**ITEMS**:
# # # # #
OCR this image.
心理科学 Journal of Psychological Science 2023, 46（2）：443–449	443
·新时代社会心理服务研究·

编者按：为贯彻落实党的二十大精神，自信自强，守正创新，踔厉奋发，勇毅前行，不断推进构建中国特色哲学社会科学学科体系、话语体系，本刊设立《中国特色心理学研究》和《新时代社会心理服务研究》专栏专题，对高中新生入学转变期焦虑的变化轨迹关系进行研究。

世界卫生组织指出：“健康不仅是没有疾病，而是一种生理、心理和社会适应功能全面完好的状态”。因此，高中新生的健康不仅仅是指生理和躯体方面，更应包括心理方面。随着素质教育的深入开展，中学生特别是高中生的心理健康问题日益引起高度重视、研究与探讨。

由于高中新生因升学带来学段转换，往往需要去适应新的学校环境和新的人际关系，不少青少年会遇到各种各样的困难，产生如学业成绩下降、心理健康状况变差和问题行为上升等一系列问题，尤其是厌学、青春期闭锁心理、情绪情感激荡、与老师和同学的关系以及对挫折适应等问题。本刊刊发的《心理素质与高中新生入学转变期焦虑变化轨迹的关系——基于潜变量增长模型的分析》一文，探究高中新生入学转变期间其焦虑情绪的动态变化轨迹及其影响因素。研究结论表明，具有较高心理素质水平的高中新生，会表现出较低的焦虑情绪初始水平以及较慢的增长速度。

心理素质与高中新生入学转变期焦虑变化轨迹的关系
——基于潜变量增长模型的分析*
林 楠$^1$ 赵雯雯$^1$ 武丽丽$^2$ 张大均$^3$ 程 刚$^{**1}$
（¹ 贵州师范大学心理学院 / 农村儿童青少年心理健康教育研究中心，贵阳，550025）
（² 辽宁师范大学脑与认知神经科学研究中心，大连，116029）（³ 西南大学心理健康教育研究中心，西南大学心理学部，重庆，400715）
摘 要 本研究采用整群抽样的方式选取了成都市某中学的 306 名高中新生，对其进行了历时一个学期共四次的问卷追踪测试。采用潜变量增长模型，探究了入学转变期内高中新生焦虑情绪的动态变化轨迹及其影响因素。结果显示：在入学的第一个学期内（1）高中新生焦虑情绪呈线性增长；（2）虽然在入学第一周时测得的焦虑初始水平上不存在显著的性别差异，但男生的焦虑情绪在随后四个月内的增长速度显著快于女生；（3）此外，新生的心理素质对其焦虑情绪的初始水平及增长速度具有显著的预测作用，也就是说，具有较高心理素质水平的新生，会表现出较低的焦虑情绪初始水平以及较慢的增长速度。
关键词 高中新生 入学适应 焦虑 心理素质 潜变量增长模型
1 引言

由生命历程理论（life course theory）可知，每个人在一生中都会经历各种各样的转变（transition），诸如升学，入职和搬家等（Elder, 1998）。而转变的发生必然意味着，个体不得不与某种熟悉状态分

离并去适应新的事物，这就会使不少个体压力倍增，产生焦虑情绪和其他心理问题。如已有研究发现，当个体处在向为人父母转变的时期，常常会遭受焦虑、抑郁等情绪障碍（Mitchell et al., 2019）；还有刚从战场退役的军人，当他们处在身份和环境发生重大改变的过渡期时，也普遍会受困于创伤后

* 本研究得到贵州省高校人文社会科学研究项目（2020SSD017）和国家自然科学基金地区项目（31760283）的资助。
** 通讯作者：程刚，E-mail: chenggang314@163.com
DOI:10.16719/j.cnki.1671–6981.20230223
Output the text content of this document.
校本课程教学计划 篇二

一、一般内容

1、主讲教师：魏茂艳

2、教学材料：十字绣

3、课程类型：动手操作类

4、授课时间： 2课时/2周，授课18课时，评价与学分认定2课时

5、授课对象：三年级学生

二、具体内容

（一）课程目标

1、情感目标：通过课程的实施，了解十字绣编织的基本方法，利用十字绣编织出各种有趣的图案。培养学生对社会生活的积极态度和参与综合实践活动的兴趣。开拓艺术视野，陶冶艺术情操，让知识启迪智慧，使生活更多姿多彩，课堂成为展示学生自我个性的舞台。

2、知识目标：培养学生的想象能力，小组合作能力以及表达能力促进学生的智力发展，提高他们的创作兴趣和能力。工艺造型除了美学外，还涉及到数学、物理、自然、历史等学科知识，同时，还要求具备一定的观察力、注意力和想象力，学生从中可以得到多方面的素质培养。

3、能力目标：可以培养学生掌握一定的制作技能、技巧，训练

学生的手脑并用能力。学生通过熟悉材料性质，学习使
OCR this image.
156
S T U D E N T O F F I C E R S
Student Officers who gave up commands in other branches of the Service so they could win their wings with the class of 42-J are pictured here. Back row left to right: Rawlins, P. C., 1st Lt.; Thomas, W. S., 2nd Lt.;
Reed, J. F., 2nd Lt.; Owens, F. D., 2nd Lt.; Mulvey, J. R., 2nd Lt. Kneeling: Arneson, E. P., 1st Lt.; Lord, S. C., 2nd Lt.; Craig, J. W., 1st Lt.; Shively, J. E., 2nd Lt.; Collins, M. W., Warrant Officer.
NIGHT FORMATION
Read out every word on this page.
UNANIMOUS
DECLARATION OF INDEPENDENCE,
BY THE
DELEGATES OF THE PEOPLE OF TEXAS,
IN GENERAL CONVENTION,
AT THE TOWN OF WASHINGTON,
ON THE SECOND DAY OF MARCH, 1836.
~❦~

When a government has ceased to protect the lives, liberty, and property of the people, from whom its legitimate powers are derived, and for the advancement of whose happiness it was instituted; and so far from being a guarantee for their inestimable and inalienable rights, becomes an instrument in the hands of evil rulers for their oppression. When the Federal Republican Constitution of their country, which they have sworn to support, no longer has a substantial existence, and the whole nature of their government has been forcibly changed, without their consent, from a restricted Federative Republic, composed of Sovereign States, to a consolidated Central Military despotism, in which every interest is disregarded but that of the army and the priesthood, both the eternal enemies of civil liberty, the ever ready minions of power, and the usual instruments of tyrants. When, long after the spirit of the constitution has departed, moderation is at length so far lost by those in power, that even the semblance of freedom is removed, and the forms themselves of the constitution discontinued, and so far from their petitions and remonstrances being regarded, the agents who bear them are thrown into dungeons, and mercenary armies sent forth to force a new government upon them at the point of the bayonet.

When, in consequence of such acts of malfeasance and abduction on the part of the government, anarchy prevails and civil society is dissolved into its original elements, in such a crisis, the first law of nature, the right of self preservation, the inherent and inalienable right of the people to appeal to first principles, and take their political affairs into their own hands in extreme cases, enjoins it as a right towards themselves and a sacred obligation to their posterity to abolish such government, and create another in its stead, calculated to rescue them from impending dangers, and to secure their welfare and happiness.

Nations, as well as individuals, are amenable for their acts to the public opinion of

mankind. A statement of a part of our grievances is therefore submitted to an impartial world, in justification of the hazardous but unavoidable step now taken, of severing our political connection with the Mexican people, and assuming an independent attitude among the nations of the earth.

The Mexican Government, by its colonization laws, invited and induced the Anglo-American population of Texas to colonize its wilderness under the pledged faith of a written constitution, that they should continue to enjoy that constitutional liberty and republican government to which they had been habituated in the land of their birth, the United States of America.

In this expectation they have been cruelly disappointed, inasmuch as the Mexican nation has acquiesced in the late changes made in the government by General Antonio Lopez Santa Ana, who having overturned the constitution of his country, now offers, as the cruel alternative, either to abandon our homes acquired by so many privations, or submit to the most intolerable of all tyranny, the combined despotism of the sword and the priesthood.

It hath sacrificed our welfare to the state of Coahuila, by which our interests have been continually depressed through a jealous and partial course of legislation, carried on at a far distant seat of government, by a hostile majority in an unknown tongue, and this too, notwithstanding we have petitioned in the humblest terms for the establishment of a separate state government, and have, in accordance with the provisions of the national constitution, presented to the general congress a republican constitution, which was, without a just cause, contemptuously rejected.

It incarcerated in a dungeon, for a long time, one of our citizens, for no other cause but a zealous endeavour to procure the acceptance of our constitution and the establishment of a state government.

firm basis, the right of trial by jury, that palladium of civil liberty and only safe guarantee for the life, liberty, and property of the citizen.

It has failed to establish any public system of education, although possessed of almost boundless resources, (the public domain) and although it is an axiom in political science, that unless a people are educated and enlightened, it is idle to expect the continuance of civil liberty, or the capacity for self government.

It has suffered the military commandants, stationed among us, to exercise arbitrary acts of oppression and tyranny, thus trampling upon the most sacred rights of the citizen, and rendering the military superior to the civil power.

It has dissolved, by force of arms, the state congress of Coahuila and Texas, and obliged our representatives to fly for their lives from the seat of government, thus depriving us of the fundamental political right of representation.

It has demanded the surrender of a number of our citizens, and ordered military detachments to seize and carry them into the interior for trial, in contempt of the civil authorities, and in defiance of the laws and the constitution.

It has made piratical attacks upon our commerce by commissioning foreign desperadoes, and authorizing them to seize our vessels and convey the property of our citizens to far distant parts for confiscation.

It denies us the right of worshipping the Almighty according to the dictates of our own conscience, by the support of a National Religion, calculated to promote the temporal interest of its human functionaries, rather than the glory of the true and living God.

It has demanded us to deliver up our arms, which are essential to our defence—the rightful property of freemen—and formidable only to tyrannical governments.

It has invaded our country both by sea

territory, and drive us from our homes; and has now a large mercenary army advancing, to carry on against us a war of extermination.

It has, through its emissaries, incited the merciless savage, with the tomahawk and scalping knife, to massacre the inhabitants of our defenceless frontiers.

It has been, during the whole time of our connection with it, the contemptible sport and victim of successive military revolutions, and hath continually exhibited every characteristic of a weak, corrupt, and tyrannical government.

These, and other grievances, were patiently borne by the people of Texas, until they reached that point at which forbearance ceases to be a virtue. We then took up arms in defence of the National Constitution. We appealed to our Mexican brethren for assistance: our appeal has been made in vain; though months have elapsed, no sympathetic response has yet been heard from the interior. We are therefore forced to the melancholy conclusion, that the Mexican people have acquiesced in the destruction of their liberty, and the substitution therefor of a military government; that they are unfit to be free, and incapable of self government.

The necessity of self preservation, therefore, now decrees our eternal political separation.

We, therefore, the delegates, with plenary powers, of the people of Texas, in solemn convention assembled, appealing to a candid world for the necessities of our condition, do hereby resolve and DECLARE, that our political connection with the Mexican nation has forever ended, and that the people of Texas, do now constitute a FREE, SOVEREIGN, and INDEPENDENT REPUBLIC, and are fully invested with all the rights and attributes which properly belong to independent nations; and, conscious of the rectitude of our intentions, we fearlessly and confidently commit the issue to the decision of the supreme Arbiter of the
# # # # #
**PROBLEM REQUIREMENTS**:
Search the data above for the word "only", then gather each line in which it appears.

**SOLUTION**:
firm basis, the right of trial by jury, that palladium of civil liberty and only safe guarantee for the life, liberty, and property of the citizen.
It has demanded us to deliver up our arms, which are essential to our defence—the rightful property of freemen—and formidable only to tyrannical governments.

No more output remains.